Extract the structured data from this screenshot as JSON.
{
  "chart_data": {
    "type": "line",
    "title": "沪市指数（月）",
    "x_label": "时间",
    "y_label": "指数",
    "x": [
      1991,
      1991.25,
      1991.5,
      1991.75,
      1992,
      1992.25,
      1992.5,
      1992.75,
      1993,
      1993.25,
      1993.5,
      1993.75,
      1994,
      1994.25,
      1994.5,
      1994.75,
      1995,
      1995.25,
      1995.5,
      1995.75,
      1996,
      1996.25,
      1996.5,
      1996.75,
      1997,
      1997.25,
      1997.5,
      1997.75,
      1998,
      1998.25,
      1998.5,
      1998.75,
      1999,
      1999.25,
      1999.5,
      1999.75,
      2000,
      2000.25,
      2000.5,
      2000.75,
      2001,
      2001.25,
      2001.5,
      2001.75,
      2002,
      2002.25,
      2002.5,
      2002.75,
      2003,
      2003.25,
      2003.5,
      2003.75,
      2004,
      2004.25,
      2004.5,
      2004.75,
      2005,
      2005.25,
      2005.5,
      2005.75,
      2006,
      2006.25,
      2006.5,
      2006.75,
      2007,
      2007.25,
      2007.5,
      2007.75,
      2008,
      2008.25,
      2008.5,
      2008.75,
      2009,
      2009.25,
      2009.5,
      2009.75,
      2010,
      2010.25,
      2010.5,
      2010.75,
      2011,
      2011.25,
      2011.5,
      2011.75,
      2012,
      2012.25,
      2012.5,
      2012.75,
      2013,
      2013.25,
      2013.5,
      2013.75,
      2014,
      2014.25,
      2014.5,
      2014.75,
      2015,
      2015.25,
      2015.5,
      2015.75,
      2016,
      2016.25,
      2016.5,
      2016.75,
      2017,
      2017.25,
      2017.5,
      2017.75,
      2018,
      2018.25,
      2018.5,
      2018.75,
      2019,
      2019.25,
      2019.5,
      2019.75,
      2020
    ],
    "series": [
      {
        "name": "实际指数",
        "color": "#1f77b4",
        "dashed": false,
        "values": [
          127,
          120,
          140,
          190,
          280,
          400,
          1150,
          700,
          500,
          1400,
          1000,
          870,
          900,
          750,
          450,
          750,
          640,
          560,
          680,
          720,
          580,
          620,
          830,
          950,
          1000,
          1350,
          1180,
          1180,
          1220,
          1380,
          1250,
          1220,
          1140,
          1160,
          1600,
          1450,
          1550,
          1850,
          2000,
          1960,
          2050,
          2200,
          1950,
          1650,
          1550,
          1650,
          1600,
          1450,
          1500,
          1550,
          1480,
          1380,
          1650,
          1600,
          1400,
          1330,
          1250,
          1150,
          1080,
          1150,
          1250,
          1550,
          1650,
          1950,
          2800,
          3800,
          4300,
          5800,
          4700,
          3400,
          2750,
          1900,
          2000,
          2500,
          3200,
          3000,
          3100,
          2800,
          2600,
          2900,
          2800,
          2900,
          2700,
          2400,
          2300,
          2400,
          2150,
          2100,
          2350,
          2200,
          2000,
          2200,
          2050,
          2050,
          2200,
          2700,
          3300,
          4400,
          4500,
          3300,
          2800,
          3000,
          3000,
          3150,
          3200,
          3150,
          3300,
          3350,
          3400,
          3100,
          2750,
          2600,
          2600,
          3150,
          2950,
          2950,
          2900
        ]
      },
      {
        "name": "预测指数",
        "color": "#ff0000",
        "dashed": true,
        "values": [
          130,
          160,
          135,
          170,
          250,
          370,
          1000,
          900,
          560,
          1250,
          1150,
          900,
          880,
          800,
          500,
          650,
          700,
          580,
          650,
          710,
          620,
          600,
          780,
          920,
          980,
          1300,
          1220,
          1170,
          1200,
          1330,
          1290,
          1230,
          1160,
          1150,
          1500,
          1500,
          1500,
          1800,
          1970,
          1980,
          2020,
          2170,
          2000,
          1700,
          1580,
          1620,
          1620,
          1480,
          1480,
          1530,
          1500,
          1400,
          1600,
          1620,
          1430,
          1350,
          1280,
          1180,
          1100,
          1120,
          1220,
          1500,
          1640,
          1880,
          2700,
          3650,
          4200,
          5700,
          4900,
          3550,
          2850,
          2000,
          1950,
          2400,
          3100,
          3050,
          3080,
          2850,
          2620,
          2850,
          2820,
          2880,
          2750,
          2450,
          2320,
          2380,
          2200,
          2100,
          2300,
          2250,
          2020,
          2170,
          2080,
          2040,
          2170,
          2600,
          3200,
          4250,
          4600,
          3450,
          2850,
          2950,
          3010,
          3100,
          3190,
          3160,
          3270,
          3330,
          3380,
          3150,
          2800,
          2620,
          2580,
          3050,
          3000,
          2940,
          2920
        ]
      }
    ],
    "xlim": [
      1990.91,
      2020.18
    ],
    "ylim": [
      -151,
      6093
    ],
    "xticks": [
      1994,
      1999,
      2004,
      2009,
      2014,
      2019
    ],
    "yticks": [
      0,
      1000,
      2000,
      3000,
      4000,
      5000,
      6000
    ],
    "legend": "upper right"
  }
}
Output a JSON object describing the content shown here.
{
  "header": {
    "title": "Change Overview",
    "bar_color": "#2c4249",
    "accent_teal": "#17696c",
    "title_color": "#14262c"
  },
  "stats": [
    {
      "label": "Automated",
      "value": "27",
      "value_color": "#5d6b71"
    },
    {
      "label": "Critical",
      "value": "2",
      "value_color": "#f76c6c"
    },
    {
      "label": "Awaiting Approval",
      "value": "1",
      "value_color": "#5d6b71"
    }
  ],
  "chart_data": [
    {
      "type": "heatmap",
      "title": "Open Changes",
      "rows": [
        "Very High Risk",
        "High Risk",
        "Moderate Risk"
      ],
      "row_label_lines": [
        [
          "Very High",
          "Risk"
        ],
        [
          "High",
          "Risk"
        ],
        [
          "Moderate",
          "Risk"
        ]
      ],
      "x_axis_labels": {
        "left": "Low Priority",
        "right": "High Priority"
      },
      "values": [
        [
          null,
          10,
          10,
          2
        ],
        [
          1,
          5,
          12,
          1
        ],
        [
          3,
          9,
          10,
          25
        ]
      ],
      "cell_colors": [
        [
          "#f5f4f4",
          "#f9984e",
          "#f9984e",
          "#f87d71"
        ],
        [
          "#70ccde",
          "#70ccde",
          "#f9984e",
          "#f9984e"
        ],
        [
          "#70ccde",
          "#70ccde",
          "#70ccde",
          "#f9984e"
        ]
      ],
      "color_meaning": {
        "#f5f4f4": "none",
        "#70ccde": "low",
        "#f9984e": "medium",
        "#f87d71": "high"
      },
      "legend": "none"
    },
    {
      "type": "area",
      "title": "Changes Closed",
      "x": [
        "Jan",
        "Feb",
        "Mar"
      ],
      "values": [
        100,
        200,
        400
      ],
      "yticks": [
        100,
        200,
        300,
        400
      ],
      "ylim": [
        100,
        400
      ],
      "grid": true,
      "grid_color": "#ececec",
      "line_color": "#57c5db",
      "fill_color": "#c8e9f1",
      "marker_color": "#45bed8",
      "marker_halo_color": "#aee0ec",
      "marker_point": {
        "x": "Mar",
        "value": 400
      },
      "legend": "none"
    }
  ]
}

───

— Written request —
Work out how many lines in the records above hold the string "Changes", then give only that count.

— Task solution —
2